• GIVEN TASK
Filter the records below for the word "Services". Copy each line that holds it.

[Dataset items]
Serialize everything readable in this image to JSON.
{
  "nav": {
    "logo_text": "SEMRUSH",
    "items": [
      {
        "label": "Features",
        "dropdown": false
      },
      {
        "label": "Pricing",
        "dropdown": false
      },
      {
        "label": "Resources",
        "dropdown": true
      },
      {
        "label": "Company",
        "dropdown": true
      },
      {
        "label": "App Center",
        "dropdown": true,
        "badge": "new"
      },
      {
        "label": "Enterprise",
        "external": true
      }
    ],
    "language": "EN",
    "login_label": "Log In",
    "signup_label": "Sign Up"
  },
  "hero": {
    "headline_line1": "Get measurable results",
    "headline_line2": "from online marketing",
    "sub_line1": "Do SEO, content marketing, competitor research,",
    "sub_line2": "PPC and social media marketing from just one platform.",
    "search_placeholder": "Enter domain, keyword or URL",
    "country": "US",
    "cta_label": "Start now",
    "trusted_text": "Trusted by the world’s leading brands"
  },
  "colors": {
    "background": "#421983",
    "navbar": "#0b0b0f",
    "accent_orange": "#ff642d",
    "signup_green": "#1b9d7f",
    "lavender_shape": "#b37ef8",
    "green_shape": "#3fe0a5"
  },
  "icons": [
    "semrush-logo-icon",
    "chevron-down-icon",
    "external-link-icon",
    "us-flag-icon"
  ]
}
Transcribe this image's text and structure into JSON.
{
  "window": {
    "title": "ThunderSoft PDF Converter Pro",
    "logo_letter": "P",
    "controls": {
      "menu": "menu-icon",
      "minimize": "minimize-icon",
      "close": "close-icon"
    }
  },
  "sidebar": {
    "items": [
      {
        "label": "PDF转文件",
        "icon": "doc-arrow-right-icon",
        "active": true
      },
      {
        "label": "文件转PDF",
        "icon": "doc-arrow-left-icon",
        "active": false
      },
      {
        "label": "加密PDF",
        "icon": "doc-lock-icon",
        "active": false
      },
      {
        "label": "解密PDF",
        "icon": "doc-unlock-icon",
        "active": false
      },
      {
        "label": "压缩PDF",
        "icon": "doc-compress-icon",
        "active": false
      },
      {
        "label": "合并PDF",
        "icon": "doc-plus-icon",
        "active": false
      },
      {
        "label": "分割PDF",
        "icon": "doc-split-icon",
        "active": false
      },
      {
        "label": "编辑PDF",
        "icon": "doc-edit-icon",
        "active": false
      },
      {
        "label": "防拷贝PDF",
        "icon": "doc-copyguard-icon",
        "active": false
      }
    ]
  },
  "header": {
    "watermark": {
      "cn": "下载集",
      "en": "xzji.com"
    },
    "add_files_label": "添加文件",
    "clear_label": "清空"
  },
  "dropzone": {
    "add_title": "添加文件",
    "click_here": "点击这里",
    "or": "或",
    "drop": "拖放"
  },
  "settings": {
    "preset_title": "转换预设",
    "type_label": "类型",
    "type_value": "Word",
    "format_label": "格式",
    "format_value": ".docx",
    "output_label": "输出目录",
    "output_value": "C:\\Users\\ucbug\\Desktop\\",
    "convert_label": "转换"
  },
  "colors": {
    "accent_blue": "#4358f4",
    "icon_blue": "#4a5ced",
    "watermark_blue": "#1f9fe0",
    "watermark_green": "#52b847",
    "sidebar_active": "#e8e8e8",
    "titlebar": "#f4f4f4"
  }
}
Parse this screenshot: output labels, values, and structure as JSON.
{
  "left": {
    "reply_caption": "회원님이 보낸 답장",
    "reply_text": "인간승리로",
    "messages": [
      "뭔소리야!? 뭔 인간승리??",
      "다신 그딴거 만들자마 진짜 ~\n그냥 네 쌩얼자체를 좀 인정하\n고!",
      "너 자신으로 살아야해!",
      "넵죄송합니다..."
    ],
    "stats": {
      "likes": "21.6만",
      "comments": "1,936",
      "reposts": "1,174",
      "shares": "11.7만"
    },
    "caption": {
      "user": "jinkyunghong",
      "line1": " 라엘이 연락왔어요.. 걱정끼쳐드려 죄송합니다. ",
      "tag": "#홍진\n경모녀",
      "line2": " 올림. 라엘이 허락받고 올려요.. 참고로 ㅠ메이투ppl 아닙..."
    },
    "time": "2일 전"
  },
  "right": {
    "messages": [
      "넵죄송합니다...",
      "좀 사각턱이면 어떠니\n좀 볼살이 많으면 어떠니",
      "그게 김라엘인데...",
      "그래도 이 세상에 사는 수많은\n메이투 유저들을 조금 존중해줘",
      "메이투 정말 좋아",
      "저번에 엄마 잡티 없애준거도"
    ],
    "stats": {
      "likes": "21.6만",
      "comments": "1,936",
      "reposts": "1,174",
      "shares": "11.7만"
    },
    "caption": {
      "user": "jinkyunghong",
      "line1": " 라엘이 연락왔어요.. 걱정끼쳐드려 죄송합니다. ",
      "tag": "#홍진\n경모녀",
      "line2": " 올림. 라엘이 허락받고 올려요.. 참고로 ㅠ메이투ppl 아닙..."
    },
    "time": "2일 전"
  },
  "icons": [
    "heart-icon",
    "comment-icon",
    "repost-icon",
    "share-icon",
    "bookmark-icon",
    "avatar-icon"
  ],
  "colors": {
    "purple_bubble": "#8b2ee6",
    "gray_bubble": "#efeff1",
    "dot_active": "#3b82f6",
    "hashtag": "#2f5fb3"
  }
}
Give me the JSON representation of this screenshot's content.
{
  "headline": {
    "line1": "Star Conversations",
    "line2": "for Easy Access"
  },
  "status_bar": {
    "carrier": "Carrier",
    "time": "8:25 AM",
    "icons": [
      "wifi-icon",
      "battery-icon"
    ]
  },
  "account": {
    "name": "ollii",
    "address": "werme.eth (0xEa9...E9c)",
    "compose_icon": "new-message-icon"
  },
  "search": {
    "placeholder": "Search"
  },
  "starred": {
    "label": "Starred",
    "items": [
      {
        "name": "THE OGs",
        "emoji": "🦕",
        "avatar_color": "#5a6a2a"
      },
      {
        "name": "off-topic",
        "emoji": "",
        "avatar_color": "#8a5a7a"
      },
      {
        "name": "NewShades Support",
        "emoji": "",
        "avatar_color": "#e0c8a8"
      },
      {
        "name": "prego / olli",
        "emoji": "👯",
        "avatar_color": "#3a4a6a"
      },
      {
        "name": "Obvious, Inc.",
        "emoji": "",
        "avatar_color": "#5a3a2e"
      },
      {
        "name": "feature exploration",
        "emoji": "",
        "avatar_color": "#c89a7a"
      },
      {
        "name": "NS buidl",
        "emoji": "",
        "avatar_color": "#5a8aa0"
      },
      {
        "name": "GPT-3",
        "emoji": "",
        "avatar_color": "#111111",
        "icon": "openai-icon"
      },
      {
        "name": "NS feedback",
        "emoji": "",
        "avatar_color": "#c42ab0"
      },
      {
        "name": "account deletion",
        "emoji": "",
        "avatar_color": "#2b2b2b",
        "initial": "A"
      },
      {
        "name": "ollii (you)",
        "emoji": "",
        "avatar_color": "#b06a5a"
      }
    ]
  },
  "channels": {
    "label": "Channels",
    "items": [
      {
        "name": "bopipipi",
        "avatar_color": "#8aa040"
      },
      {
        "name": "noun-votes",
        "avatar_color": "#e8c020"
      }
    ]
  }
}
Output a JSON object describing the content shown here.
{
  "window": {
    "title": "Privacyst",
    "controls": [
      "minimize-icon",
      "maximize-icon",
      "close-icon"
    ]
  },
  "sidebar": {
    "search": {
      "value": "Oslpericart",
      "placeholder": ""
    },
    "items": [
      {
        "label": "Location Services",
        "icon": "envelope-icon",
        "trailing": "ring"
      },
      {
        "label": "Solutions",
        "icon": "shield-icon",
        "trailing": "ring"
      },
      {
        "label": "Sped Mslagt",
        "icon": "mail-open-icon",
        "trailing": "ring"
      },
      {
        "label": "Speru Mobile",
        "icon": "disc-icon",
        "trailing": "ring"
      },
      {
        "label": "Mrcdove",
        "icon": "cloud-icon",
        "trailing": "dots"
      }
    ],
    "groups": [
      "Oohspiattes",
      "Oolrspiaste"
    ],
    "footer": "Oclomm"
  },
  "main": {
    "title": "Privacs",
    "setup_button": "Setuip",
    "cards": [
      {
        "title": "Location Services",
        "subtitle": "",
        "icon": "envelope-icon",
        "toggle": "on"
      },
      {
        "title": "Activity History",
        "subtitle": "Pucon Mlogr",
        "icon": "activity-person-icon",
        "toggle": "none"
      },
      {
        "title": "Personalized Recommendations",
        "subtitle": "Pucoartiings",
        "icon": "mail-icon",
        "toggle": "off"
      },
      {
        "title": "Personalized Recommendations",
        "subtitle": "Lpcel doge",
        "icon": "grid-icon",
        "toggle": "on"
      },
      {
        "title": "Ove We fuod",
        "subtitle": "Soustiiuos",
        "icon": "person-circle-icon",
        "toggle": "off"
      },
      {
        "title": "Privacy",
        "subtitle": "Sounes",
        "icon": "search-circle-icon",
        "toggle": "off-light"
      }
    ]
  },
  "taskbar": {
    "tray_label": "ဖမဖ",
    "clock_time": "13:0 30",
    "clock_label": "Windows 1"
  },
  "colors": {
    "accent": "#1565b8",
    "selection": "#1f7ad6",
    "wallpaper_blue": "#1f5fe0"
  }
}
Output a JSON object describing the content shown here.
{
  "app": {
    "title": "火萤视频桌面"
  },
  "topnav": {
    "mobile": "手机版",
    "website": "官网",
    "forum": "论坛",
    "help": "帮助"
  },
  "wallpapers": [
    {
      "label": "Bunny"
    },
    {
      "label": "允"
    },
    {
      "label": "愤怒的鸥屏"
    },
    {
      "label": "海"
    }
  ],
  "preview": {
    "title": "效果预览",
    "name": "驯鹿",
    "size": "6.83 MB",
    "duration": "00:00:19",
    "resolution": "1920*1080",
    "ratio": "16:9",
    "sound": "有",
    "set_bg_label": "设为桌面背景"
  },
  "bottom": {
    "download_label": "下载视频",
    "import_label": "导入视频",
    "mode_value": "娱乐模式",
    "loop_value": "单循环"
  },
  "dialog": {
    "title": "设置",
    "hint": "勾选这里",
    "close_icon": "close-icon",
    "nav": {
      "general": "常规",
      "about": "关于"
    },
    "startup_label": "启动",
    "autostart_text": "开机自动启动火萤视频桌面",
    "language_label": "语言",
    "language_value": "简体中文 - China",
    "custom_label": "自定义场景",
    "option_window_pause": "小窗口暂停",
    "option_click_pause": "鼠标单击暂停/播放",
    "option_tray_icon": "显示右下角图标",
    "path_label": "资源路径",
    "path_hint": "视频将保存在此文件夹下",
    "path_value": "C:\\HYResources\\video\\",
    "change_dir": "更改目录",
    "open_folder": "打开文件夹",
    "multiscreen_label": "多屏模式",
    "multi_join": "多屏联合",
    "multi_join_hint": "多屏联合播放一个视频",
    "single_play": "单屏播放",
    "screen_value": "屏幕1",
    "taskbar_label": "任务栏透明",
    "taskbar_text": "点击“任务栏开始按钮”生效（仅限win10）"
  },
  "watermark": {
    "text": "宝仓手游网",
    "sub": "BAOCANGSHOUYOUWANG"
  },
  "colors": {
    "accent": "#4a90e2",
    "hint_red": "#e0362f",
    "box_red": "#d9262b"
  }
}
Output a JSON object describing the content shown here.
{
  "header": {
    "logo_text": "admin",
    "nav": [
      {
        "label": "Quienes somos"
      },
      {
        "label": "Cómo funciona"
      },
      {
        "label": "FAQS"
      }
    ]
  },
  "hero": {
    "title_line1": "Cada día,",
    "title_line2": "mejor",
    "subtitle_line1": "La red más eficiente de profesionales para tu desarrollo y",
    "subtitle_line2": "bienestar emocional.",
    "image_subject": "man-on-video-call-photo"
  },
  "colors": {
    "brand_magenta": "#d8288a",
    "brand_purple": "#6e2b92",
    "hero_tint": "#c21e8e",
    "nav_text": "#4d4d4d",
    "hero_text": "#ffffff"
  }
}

• SOLUTION FOR THIS TASK
        "label": "Location Services",
        "title": "Location Services",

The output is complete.